WHAT YOU WILL DO: Repeat exactly each line of the data provided below.

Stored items
◆ ◆ ◆ ◆ ◆ ◆ ◆
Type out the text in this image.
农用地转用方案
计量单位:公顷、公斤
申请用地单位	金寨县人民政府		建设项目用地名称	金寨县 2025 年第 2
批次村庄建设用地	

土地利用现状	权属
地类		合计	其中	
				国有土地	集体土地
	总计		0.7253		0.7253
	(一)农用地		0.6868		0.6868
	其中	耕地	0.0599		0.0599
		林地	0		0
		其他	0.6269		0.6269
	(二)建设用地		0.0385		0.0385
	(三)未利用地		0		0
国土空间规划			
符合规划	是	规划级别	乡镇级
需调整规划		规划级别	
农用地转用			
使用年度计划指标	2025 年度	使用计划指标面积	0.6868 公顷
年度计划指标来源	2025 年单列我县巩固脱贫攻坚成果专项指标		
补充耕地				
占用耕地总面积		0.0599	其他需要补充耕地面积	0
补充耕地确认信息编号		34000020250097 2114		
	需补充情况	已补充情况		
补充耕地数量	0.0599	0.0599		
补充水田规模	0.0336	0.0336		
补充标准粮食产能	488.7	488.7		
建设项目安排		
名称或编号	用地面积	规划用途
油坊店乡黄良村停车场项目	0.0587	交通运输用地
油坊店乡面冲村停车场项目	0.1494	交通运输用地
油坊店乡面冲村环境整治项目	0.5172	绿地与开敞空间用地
◆ ◆ ◆ ◆ ◆ ◆ ◆
RESPONSE:
Type out the text in this image.
农用地转用方案
计量单位:公顷、公斤
申请用地单位	金寨县人民政府		建设项目用地名称	金寨县 2025 年第 2
批次村庄建设用地	

土地利用现状	权属
地类		合计	其中	
				国有土地	集体土地
	总计		0.7253		0.7253
	(一)农用地		0.6868		0.6868
	其中	耕地	0.0599		0.0599
		林地	0		0
		其他	0.6269		0.6269
	(二)建设用地		0.0385		0.0385
	(三)未利用地		0		0
国土空间规划			
符合规划	是	规划级别	乡镇级
需调整规划		规划级别	
农用地转用			
使用年度计划指标	2025 年度	使用计划指标面积	0.6868 公顷
年度计划指标来源	2025 年单列我县巩固脱贫攻坚成果专项指标		
补充耕地				
占用耕地总面积		0.0599	其他需要补充耕地面积	0
补充耕地确认信息编号		34000020250097 2114		
	需补充情况	已补充情况		
补充耕地数量	0.0599	0.0599		
补充水田规模	0.0336	0.0336		
补充标准粮食产能	488.7	488.7		
建设项目安排		
名称或编号	用地面积	规划用途
油坊店乡黄良村停车场项目	0.0587	交通运输用地
油坊店乡面冲村停车场项目	0.1494	交通运输用地
油坊店乡面冲村环境整治项目	0.5172	绿地与开敞空间用地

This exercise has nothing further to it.